--- START DATA FOR PROCESSING ---
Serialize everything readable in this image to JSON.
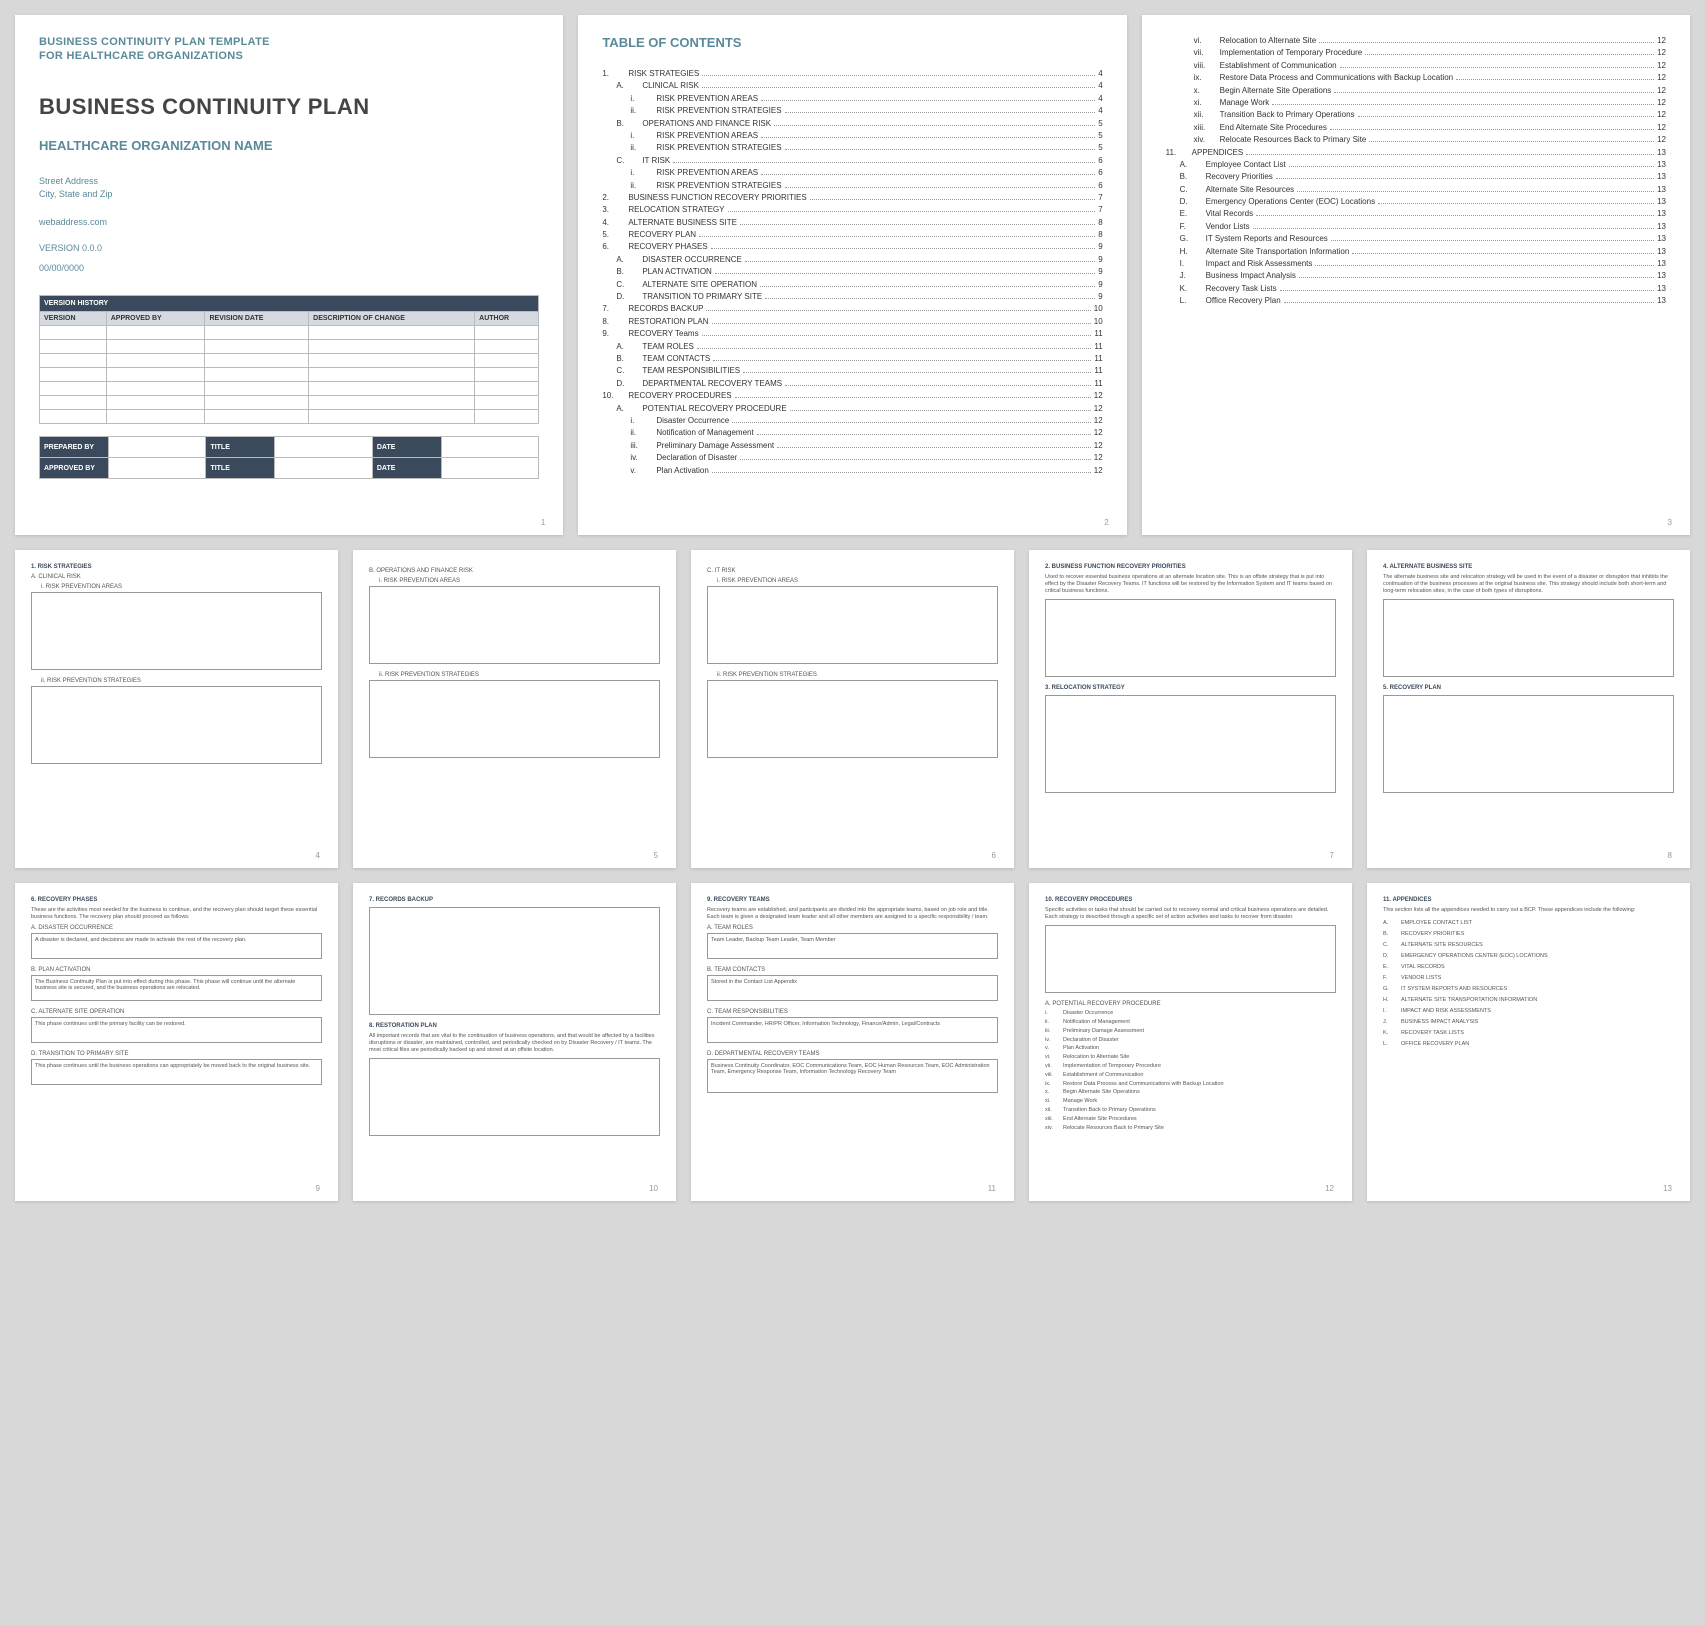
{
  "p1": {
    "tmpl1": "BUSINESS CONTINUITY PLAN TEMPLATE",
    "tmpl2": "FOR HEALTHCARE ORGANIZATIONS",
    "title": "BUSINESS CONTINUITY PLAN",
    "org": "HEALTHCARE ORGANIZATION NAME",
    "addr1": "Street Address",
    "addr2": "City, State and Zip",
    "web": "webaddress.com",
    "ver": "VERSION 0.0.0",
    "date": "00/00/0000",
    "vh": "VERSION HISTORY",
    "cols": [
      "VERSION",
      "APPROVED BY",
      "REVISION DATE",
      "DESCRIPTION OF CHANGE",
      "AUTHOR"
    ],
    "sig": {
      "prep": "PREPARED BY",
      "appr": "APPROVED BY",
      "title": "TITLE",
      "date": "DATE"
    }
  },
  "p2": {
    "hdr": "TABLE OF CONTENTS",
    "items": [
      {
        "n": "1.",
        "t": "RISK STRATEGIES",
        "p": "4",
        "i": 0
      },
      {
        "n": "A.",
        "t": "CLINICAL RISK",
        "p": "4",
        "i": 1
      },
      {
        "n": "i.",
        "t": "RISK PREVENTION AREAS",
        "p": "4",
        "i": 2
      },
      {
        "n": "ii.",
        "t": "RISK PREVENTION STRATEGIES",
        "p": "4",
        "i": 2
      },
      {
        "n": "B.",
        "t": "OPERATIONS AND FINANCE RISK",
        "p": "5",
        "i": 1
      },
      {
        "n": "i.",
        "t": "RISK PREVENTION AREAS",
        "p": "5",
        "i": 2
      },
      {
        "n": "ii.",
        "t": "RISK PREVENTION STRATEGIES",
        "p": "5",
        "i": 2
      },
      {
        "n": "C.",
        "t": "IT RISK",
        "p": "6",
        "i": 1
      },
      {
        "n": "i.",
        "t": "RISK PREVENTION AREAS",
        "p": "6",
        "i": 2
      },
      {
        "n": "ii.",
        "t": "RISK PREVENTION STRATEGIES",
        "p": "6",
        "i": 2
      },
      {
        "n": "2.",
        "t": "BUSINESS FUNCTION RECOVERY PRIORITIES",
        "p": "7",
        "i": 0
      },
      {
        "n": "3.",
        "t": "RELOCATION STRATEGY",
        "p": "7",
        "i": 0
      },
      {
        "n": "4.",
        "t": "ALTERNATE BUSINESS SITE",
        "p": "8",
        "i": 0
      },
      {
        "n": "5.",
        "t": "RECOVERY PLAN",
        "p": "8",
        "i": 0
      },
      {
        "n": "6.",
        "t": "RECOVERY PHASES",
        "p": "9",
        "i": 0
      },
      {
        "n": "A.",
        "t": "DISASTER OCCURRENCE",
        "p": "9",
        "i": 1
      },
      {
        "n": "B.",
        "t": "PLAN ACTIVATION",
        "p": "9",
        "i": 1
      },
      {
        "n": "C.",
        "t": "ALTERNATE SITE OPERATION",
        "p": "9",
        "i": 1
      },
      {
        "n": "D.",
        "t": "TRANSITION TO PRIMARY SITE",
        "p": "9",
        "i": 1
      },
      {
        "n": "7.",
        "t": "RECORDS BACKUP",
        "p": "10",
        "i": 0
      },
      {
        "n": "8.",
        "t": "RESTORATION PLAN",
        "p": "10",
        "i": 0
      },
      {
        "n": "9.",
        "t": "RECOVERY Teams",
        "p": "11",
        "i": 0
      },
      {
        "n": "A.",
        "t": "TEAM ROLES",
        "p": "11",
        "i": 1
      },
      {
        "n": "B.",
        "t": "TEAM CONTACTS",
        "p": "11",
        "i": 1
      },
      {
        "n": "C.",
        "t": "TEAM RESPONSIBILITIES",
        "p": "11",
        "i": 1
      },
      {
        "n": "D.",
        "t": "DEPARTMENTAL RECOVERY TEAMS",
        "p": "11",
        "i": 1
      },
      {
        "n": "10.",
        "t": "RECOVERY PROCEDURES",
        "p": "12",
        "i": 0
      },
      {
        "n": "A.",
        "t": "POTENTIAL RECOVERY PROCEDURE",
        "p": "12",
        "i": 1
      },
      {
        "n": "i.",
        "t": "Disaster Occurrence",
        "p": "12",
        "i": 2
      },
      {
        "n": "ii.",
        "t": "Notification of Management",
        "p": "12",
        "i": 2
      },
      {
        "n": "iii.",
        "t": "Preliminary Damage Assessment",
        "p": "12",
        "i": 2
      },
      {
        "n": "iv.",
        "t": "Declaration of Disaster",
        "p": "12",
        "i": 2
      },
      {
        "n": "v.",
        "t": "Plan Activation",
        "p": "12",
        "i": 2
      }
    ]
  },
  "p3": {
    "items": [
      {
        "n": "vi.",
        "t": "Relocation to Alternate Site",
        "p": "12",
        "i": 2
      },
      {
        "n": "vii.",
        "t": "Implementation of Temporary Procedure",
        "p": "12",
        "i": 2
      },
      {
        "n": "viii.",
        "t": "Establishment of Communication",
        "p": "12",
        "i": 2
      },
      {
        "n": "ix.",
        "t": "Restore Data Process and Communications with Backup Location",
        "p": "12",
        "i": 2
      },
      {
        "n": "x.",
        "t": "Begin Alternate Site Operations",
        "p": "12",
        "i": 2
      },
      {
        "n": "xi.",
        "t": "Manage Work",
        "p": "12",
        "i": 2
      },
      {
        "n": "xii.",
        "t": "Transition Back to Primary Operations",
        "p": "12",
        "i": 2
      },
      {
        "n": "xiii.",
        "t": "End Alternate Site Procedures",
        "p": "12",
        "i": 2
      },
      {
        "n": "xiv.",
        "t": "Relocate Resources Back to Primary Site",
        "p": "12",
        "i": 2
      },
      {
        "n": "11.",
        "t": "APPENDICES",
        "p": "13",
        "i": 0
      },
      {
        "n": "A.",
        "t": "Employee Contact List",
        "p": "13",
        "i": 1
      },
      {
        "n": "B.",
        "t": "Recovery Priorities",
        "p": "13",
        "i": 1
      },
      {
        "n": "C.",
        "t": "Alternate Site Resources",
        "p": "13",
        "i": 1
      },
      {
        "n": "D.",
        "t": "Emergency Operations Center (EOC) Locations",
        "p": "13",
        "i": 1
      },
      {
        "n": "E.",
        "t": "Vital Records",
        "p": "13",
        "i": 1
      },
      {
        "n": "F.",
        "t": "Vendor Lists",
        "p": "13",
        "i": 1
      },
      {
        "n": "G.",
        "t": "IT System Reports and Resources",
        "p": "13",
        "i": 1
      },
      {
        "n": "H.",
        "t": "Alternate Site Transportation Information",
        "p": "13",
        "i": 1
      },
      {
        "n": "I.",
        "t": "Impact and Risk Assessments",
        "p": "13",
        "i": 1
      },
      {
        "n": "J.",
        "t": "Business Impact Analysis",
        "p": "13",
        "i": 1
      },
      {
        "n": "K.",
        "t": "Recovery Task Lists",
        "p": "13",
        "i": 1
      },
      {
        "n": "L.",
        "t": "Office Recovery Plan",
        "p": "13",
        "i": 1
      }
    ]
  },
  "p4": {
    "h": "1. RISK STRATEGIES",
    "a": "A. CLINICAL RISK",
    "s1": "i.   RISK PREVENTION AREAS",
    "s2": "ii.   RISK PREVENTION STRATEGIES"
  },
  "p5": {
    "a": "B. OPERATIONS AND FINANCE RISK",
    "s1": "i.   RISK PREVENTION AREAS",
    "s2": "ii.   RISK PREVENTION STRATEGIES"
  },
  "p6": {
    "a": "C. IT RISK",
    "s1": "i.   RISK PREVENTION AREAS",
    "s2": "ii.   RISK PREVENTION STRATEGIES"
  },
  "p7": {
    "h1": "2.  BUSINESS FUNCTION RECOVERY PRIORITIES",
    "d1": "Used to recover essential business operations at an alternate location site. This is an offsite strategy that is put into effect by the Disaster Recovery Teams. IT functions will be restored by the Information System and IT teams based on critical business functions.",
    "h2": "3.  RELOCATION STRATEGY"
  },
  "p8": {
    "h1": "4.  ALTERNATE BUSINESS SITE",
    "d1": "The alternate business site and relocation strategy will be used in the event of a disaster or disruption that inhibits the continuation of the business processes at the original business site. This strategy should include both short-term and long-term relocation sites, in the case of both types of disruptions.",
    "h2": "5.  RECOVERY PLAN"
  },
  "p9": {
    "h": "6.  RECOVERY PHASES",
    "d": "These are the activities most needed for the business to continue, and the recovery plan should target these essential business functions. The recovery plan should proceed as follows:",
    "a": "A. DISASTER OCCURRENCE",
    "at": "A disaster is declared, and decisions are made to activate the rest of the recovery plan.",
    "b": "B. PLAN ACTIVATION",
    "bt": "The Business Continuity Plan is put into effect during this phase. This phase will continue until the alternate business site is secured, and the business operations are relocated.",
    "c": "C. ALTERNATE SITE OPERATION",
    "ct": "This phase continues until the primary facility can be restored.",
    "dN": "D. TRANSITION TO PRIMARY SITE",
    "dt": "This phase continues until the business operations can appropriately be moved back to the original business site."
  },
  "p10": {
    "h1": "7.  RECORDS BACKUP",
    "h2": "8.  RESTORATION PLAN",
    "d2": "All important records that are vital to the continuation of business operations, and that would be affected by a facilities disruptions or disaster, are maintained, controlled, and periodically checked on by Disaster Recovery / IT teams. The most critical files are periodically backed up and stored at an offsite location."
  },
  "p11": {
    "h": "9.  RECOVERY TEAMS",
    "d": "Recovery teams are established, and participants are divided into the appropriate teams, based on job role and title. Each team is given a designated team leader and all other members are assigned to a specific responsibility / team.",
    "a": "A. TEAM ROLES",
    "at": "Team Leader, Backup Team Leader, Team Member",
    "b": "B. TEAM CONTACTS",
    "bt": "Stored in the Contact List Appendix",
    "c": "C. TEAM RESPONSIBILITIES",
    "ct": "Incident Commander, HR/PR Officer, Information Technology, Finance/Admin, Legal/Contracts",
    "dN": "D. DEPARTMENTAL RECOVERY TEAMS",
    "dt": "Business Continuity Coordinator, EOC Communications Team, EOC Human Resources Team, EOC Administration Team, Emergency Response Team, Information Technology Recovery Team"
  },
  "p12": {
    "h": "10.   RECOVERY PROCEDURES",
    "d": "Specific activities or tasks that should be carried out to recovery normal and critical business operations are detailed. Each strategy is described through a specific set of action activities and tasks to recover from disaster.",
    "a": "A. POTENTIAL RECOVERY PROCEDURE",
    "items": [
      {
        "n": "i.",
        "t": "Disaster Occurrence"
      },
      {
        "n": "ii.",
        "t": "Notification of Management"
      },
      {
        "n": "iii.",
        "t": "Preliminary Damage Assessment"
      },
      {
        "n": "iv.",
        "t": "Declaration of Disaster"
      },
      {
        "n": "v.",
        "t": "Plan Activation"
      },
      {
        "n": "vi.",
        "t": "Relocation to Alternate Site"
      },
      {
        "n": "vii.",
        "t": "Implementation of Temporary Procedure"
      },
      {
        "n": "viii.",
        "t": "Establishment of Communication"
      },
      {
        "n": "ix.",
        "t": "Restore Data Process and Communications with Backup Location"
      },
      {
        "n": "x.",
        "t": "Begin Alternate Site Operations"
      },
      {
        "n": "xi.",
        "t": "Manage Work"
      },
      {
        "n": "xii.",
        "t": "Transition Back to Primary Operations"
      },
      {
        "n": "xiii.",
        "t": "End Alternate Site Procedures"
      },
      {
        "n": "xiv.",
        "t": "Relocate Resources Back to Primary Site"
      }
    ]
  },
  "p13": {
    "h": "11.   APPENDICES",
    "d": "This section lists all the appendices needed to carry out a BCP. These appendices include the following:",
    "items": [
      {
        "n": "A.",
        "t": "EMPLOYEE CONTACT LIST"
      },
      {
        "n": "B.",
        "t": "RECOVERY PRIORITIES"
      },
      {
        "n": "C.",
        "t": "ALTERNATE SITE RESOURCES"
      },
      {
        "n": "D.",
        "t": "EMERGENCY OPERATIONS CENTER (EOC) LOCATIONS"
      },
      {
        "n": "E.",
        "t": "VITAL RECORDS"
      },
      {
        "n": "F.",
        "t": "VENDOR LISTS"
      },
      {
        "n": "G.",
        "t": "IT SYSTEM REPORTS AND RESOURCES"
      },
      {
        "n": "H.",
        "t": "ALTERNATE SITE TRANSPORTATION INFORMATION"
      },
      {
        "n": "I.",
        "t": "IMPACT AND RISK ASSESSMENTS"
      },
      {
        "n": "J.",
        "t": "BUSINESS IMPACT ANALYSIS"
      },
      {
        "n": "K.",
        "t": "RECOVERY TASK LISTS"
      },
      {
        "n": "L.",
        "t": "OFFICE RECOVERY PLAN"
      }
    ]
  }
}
--- END DATA FOR PROCESSING ---
SET EXERCISE: From the material above, gather all lines that include the string "RESTORATION" and copy them.

FINAL RESULT:
        "t": "RESTORATION PLAN",
    "h2": "8.  RESTORATION PLAN",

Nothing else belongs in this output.